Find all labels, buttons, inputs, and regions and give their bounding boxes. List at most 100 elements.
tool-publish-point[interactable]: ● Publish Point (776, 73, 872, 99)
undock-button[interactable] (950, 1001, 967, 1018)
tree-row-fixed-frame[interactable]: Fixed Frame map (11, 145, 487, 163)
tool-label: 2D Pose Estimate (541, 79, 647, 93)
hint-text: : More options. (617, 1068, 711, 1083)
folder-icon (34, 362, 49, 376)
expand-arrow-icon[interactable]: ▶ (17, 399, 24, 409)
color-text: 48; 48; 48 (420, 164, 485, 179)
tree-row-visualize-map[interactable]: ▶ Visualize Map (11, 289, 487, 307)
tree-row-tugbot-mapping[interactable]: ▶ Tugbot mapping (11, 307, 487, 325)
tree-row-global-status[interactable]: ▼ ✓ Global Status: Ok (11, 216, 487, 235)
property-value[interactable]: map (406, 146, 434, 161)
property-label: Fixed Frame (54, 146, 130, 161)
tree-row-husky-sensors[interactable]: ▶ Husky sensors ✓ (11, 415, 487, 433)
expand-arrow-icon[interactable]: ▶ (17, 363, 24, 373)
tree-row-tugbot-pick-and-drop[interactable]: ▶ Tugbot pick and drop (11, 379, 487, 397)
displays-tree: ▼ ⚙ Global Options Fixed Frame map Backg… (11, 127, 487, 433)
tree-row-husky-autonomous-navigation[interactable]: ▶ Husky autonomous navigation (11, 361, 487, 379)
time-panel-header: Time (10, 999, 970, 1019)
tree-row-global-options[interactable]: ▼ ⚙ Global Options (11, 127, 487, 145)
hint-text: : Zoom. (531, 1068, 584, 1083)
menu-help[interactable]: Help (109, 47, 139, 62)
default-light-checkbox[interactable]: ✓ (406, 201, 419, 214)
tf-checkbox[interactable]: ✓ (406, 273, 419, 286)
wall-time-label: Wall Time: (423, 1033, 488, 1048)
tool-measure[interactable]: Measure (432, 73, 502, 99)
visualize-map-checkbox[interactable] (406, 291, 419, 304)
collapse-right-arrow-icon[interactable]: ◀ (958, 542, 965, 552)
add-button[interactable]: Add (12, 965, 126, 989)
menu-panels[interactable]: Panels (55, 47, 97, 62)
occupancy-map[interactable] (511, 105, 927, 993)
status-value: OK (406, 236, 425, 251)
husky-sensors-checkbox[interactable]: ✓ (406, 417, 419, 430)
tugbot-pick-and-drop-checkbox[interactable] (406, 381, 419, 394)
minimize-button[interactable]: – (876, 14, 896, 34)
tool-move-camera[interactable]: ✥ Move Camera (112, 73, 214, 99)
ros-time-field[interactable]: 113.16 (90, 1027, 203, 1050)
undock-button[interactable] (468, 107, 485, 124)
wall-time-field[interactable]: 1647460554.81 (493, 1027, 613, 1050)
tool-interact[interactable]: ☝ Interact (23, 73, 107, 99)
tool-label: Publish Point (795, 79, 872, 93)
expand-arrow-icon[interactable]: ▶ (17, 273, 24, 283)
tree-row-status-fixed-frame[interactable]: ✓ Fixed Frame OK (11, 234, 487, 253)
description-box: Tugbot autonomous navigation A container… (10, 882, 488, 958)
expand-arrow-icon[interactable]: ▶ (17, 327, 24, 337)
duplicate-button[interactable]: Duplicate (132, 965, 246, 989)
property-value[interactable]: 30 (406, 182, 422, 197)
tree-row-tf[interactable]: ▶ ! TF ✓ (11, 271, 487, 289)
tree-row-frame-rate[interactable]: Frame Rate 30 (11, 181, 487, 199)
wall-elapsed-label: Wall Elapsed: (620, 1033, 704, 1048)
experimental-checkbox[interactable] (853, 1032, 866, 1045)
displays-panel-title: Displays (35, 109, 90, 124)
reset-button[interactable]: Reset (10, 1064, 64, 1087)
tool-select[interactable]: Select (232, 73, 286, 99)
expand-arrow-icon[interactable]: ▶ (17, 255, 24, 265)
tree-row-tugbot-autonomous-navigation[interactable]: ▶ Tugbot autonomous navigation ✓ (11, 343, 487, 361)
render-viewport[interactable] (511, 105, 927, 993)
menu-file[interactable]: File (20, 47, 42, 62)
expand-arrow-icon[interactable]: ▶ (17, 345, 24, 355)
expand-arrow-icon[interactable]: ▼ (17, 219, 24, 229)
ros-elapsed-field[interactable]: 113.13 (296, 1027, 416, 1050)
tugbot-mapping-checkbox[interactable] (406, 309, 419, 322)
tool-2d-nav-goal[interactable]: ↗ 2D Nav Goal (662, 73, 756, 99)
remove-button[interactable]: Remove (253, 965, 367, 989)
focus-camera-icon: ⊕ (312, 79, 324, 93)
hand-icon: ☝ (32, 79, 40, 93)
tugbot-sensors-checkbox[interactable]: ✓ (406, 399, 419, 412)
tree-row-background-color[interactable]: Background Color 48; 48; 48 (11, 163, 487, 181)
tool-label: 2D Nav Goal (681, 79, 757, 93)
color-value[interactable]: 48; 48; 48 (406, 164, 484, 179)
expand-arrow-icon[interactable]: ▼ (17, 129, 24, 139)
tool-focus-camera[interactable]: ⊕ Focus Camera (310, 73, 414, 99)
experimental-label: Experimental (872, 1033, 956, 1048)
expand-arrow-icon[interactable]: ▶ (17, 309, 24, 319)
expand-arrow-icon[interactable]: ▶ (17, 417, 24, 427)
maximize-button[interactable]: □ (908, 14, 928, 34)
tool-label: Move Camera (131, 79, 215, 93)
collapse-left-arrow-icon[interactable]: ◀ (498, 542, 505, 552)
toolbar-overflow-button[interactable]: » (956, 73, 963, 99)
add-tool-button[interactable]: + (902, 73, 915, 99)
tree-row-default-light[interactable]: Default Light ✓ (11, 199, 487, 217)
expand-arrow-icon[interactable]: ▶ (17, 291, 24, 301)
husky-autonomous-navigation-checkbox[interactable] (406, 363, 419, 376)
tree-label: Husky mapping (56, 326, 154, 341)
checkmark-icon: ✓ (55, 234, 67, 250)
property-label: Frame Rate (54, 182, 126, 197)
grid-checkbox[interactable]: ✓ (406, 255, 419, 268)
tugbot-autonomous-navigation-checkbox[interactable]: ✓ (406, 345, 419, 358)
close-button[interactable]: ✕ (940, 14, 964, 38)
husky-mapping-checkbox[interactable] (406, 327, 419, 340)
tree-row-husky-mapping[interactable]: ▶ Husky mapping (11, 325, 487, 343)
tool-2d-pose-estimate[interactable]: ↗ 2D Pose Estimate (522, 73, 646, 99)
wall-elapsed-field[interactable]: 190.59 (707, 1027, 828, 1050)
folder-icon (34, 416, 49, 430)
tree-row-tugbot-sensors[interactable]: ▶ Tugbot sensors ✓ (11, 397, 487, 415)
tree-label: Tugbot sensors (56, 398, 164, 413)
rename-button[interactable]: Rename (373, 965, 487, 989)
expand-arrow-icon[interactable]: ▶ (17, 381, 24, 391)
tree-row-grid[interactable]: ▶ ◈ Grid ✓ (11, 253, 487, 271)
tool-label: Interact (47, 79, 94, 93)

## Objective:
Rewrite all of the rows above, changing every instance of "expand-arrow-icon" to "disclosure-arrow-icon" and leaving everything else identical.

## Response:
Find all labels, buttons, inputs, and regions and give their bounding boxes. List at most 100 elements.
tool-publish-point[interactable]: ● Publish Point (776, 73, 872, 99)
undock-button[interactable] (950, 1001, 967, 1018)
tree-row-fixed-frame[interactable]: Fixed Frame map (11, 145, 487, 163)
tool-label: 2D Pose Estimate (541, 79, 647, 93)
hint-text: : More options. (617, 1068, 711, 1083)
folder-icon (34, 362, 49, 376)
disclosure-arrow-icon[interactable]: ▶ (17, 399, 24, 409)
color-text: 48; 48; 48 (420, 164, 485, 179)
tree-row-visualize-map[interactable]: ▶ Visualize Map (11, 289, 487, 307)
tree-row-tugbot-mapping[interactable]: ▶ Tugbot mapping (11, 307, 487, 325)
tree-row-global-status[interactable]: ▼ ✓ Global Status: Ok (11, 216, 487, 235)
property-value[interactable]: map (406, 146, 434, 161)
property-label: Fixed Frame (54, 146, 130, 161)
tree-row-husky-sensors[interactable]: ▶ Husky sensors ✓ (11, 415, 487, 433)
disclosure-arrow-icon[interactable]: ▶ (17, 363, 24, 373)
tree-row-tugbot-pick-and-drop[interactable]: ▶ Tugbot pick and drop (11, 379, 487, 397)
displays-tree: ▼ ⚙ Global Options Fixed Frame map Backg… (11, 127, 487, 433)
tree-row-husky-autonomous-navigation[interactable]: ▶ Husky autonomous navigation (11, 361, 487, 379)
time-panel-header: Time (10, 999, 970, 1019)
tree-row-global-options[interactable]: ▼ ⚙ Global Options (11, 127, 487, 145)
hint-text: : Zoom. (531, 1068, 584, 1083)
menu-help[interactable]: Help (109, 47, 139, 62)
default-light-checkbox[interactable]: ✓ (406, 201, 419, 214)
tf-checkbox[interactable]: ✓ (406, 273, 419, 286)
wall-time-label: Wall Time: (423, 1033, 488, 1048)
tool-measure[interactable]: Measure (432, 73, 502, 99)
visualize-map-checkbox[interactable] (406, 291, 419, 304)
collapse-right-arrow-icon[interactable]: ◀ (958, 542, 965, 552)
add-button[interactable]: Add (12, 965, 126, 989)
menu-panels[interactable]: Panels (55, 47, 97, 62)
occupancy-map[interactable] (511, 105, 927, 993)
status-value: OK (406, 236, 425, 251)
husky-sensors-checkbox[interactable]: ✓ (406, 417, 419, 430)
tugbot-pick-and-drop-checkbox[interactable] (406, 381, 419, 394)
minimize-button[interactable]: – (876, 14, 896, 34)
tool-move-camera[interactable]: ✥ Move Camera (112, 73, 214, 99)
ros-time-field[interactable]: 113.16 (90, 1027, 203, 1050)
undock-button[interactable] (468, 107, 485, 124)
wall-time-field[interactable]: 1647460554.81 (493, 1027, 613, 1050)
tool-interact[interactable]: ☝ Interact (23, 73, 107, 99)
tool-label: Publish Point (795, 79, 872, 93)
disclosure-arrow-icon[interactable]: ▶ (17, 273, 24, 283)
tree-row-status-fixed-frame[interactable]: ✓ Fixed Frame OK (11, 234, 487, 253)
description-box: Tugbot autonomous navigation A container… (10, 882, 488, 958)
disclosure-arrow-icon[interactable]: ▶ (17, 327, 24, 337)
duplicate-button[interactable]: Duplicate (132, 965, 246, 989)
property-value[interactable]: 30 (406, 182, 422, 197)
tree-row-tf[interactable]: ▶ ! TF ✓ (11, 271, 487, 289)
tree-row-frame-rate[interactable]: Frame Rate 30 (11, 181, 487, 199)
wall-elapsed-label: Wall Elapsed: (620, 1033, 704, 1048)
experimental-checkbox[interactable] (853, 1032, 866, 1045)
displays-panel-title: Displays (35, 109, 90, 124)
reset-button[interactable]: Reset (10, 1064, 64, 1087)
tool-select[interactable]: Select (232, 73, 286, 99)
disclosure-arrow-icon[interactable]: ▶ (17, 255, 24, 265)
tree-row-tugbot-autonomous-navigation[interactable]: ▶ Tugbot autonomous navigation ✓ (11, 343, 487, 361)
render-viewport[interactable] (511, 105, 927, 993)
menu-file[interactable]: File (20, 47, 42, 62)
disclosure-arrow-icon[interactable]: ▶ (17, 345, 24, 355)
disclosure-arrow-icon[interactable]: ▼ (17, 219, 24, 229)
ros-elapsed-field[interactable]: 113.13 (296, 1027, 416, 1050)
tugbot-mapping-checkbox[interactable] (406, 309, 419, 322)
tool-2d-nav-goal[interactable]: ↗ 2D Nav Goal (662, 73, 756, 99)
remove-button[interactable]: Remove (253, 965, 367, 989)
focus-camera-icon: ⊕ (312, 79, 324, 93)
hand-icon: ☝ (32, 79, 40, 93)
tugbot-sensors-checkbox[interactable]: ✓ (406, 399, 419, 412)
tree-row-background-color[interactable]: Background Color 48; 48; 48 (11, 163, 487, 181)
tool-label: 2D Nav Goal (681, 79, 757, 93)
color-value[interactable]: 48; 48; 48 (406, 164, 484, 179)
disclosure-arrow-icon[interactable]: ▼ (17, 129, 24, 139)
tool-focus-camera[interactable]: ⊕ Focus Camera (310, 73, 414, 99)
experimental-label: Experimental (872, 1033, 956, 1048)
disclosure-arrow-icon[interactable]: ▶ (17, 309, 24, 319)
disclosure-arrow-icon[interactable]: ▶ (17, 417, 24, 427)
maximize-button[interactable]: □ (908, 14, 928, 34)
tool-label: Move Camera (131, 79, 215, 93)
collapse-left-arrow-icon[interactable]: ◀ (498, 542, 505, 552)
toolbar-overflow-button[interactable]: » (956, 73, 963, 99)
add-tool-button[interactable]: + (902, 73, 915, 99)
tree-row-default-light[interactable]: Default Light ✓ (11, 199, 487, 217)
disclosure-arrow-icon[interactable]: ▶ (17, 291, 24, 301)
husky-autonomous-navigation-checkbox[interactable] (406, 363, 419, 376)
tree-label: Husky mapping (56, 326, 154, 341)
checkmark-icon: ✓ (55, 234, 67, 250)
property-label: Frame Rate (54, 182, 126, 197)
grid-checkbox[interactable]: ✓ (406, 255, 419, 268)
tugbot-autonomous-navigation-checkbox[interactable]: ✓ (406, 345, 419, 358)
close-button[interactable]: ✕ (940, 14, 964, 38)
husky-mapping-checkbox[interactable] (406, 327, 419, 340)
tree-row-husky-mapping[interactable]: ▶ Husky mapping (11, 325, 487, 343)
tool-2d-pose-estimate[interactable]: ↗ 2D Pose Estimate (522, 73, 646, 99)
wall-elapsed-field[interactable]: 190.59 (707, 1027, 828, 1050)
folder-icon (34, 416, 49, 430)
tree-row-tugbot-sensors[interactable]: ▶ Tugbot sensors ✓ (11, 397, 487, 415)
tree-label: Tugbot sensors (56, 398, 164, 413)
rename-button[interactable]: Rename (373, 965, 487, 989)
disclosure-arrow-icon[interactable]: ▶ (17, 381, 24, 391)
tree-row-grid[interactable]: ▶ ◈ Grid ✓ (11, 253, 487, 271)
tool-label: Interact (47, 79, 94, 93)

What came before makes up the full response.